The records that follow must be reproduced in full, exactly as written.

====

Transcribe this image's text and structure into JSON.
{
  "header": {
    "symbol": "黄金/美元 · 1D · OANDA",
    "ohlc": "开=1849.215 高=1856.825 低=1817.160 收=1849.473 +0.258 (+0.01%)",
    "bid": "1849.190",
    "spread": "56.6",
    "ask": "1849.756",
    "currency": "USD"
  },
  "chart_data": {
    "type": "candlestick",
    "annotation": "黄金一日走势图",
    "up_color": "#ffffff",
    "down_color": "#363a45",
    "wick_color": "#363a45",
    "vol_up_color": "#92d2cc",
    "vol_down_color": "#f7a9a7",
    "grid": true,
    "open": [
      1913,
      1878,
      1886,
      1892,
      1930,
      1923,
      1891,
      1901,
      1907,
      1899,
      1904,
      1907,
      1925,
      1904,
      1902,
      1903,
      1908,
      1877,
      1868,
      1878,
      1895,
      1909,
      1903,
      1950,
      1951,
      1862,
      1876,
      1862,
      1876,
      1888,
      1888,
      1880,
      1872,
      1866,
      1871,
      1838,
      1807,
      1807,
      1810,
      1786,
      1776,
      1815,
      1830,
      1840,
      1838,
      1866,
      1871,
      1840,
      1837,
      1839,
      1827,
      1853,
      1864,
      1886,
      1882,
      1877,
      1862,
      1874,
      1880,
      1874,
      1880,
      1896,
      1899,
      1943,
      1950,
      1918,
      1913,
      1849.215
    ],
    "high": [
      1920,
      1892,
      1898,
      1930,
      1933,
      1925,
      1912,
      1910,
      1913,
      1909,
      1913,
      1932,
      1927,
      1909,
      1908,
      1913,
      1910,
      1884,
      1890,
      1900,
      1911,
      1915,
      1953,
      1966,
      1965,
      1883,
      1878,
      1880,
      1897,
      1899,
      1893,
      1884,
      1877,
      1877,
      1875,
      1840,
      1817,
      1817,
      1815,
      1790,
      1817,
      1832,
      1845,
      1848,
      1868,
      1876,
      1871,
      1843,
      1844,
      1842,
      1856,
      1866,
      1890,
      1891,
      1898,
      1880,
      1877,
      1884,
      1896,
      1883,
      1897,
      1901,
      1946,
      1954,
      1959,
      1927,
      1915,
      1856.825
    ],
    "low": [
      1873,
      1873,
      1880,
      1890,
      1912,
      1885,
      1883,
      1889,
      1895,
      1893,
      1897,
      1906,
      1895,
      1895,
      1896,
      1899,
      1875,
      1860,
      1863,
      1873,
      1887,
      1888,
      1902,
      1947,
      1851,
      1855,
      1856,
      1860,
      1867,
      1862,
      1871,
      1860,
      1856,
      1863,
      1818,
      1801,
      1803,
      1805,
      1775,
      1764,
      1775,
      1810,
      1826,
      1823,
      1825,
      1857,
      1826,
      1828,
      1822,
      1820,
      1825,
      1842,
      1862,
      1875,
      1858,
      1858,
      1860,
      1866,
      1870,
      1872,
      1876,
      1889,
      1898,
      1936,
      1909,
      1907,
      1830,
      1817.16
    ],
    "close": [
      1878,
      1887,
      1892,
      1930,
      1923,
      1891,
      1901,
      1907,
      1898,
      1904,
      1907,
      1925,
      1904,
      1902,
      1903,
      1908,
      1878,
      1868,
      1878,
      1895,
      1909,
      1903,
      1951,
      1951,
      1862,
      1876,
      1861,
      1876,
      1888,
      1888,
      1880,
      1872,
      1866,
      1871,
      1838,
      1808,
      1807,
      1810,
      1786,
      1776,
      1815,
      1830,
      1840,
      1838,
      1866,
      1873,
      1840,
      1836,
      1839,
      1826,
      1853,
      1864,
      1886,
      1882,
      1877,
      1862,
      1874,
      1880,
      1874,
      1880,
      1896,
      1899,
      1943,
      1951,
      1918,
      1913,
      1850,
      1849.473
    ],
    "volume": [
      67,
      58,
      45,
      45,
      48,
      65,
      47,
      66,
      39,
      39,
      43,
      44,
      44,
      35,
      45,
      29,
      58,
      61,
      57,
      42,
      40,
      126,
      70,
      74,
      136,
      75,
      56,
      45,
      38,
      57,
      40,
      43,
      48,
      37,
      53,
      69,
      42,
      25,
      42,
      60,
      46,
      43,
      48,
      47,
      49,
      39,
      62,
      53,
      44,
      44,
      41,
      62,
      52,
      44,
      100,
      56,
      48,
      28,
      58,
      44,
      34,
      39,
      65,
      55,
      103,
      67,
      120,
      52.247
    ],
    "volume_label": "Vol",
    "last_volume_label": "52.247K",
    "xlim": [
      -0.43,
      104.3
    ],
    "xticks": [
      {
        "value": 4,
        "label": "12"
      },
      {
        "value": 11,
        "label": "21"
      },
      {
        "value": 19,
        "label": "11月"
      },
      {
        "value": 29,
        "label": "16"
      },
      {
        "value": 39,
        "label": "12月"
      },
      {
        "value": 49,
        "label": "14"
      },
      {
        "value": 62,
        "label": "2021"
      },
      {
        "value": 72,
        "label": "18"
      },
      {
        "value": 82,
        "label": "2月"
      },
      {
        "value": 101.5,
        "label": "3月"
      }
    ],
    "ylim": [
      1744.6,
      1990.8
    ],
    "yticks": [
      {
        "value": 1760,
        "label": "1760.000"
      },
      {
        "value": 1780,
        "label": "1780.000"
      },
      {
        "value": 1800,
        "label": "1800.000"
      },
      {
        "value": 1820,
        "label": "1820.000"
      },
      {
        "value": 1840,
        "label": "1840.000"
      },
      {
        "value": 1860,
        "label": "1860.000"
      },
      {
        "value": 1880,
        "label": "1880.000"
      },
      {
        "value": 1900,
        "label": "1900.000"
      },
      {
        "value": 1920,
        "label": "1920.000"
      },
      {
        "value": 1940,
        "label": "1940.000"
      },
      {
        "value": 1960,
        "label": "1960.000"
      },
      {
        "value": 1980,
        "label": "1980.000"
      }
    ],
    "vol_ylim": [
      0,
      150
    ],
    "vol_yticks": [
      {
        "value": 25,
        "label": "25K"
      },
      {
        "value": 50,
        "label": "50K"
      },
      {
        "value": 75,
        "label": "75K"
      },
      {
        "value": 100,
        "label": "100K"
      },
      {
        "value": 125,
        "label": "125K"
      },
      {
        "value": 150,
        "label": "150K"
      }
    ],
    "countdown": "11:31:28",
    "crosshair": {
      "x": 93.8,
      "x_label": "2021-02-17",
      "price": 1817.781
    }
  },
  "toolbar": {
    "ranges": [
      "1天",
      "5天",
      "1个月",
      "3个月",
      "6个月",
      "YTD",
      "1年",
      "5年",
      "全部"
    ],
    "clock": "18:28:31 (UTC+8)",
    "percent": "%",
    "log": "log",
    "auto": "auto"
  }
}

====

- Result for this exercise
Transcribe this image's text and structure into JSON.
{
  "header": {
    "symbol": "黄金/美元 · 1D · OANDA",
    "ohlc": "开=1849.215 高=1856.825 低=1817.160 收=1849.473 +0.258 (+0.01%)",
    "bid": "1849.190",
    "spread": "56.6",
    "ask": "1849.756",
    "currency": "USD"
  },
  "chart_data": {
    "type": "candlestick",
    "annotation": "黄金一日走势图",
    "up_color": "#ffffff",
    "down_color": "#363a45",
    "wick_color": "#363a45",
    "vol_up_color": "#92d2cc",
    "vol_down_color": "#f7a9a7",
    "grid": true,
    "open": [
      1913,
      1878,
      1886,
      1892,
      1930,
      1923,
      1891,
      1901,
      1907,
      1899,
      1904,
      1907,
      1925,
      1904,
      1902,
      1903,
      1908,
      1877,
      1868,
      1878,
      1895,
      1909,
      1903,
      1950,
      1951,
      1862,
      1876,
      1862,
      1876,
      1888,
      1888,
      1880,
      1872,
      1866,
      1871,
      1838,
      1807,
      1807,
      1810,
      1786,
      1776,
      1815,
      1830,
      1840,
      1838,
      1866,
      1871,
      1840,
      1837,
      1839,
      1827,
      1853,
      1864,
      1886,
      1882,
      1877,
      1862,
      1874,
      1880,
      1874,
      1880,
      1896,
      1899,
      1943,
      1950,
      1918,
      1913,
      1849.215
    ],
    "high": [
      1920,
      1892,
      1898,
      1930,
      1933,
      1925,
      1912,
      1910,
      1913,
      1909,
      1913,
      1932,
      1927,
      1909,
      1908,
      1913,
      1910,
      1884,
      1890,
      1900,
      1911,
      1915,
      1953,
      1966,
      1965,
      1883,
      1878,
      1880,
      1897,
      1899,
      1893,
      1884,
      1877,
      1877,
      1875,
      1840,
      1817,
      1817,
      1815,
      1790,
      1817,
      1832,
      1845,
      1848,
      1868,
      1876,
      1871,
      1843,
      1844,
      1842,
      1856,
      1866,
      1890,
      1891,
      1898,
      1880,
      1877,
      1884,
      1896,
      1883,
      1897,
      1901,
      1946,
      1954,
      1959,
      1927,
      1915,
      1856.825
    ],
    "low": [
      1873,
      1873,
      1880,
      1890,
      1912,
      1885,
      1883,
      1889,
      1895,
      1893,
      1897,
      1906,
      1895,
      1895,
      1896,
      1899,
      1875,
      1860,
      1863,
      1873,
      1887,
      1888,
      1902,
      1947,
      1851,
      1855,
      1856,
      1860,
      1867,
      1862,
      1871,
      1860,
      1856,
      1863,
      1818,
      1801,
      1803,
      1805,
      1775,
      1764,
      1775,
      1810,
      1826,
      1823,
      1825,
      1857,
      1826,
      1828,
      1822,
      1820,
      1825,
      1842,
      1862,
      1875,
      1858,
      1858,
      1860,
      1866,
      1870,
      1872,
      1876,
      1889,
      1898,
      1936,
      1909,
      1907,
      1830,
      1817.16
    ],
    "close": [
      1878,
      1887,
      1892,
      1930,
      1923,
      1891,
      1901,
      1907,
      1898,
      1904,
      1907,
      1925,
      1904,
      1902,
      1903,
      1908,
      1878,
      1868,
      1878,
      1895,
      1909,
      1903,
      1951,
      1951,
      1862,
      1876,
      1861,
      1876,
      1888,
      1888,
      1880,
      1872,
      1866,
      1871,
      1838,
      1808,
      1807,
      1810,
      1786,
      1776,
      1815,
      1830,
      1840,
      1838,
      1866,
      1873,
      1840,
      1836,
      1839,
      1826,
      1853,
      1864,
      1886,
      1882,
      1877,
      1862,
      1874,
      1880,
      1874,
      1880,
      1896,
      1899,
      1943,
      1951,
      1918,
      1913,
      1850,
      1849.473
    ],
    "volume": [
      67,
      58,
      45,
      45,
      48,
      65,
      47,
      66,
      39,
      39,
      43,
      44,
      44,
      35,
      45,
      29,
      58,
      61,
      57,
      42,
      40,
      126,
      70,
      74,
      136,
      75,
      56,
      45,
      38,
      57,
      40,
      43,
      48,
      37,
      53,
      69,
      42,
      25,
      42,
      60,
      46,
      43,
      48,
      47,
      49,
      39,
      62,
      53,
      44,
      44,
      41,
      62,
      52,
      44,
      100,
      56,
      48,
      28,
      58,
      44,
      34,
      39,
      65,
      55,
      103,
      67,
      120,
      52.247
    ],
    "volume_label": "Vol",
    "last_volume_label": "52.247K",
    "xlim": [
      -0.43,
      104.3
    ],
    "xticks": [
      {
        "value": 4,
        "label": "12"
      },
      {
        "value": 11,
        "label": "21"
      },
      {
        "value": 19,
        "label": "11月"
      },
      {
        "value": 29,
        "label": "16"
      },
      {
        "value": 39,
        "label": "12月"
      },
      {
        "value": 49,
        "label": "14"
      },
      {
        "value": 62,
        "label": "2021"
      },
      {
        "value": 72,
        "label": "18"
      },
      {
        "value": 82,
        "label": "2月"
      },
      {
        "value": 101.5,
        "label": "3月"
      }
    ],
    "ylim": [
      1744.6,
      1990.8
    ],
    "yticks": [
      {
        "value": 1760,
        "label": "1760.000"
      },
      {
        "value": 1780,
        "label": "1780.000"
      },
      {
        "value": 1800,
        "label": "1800.000"
      },
      {
        "value": 1820,
        "label": "1820.000"
      },
      {
        "value": 1840,
        "label": "1840.000"
      },
      {
        "value": 1860,
        "label": "1860.000"
      },
      {
        "value": 1880,
        "label": "1880.000"
      },
      {
        "value": 1900,
        "label": "1900.000"
      },
      {
        "value": 1920,
        "label": "1920.000"
      },
      {
        "value": 1940,
        "label": "1940.000"
      },
      {
        "value": 1960,
        "label": "1960.000"
      },
      {
        "value": 1980,
        "label": "1980.000"
      }
    ],
    "vol_ylim": [
      0,
      150
    ],
    "vol_yticks": [
      {
        "value": 25,
        "label": "25K"
      },
      {
        "value": 50,
        "label": "50K"
      },
      {
        "value": 75,
        "label": "75K"
      },
      {
        "value": 100,
        "label": "100K"
      },
      {
        "value": 125,
        "label": "125K"
      },
      {
        "value": 150,
        "label": "150K"
      }
    ],
    "countdown": "11:31:28",
    "crosshair": {
      "x": 93.8,
      "x_label": "2021-02-17",
      "price": 1817.781
    }
  },
  "toolbar": {
    "ranges": [
      "1天",
      "5天",
      "1个月",
      "3个月",
      "6个月",
      "YTD",
      "1年",
      "5年",
      "全部"
    ],
    "clock": "18:28:31 (UTC+8)",
    "percent": "%",
    "log": "log",
    "auto": "auto"
  }
}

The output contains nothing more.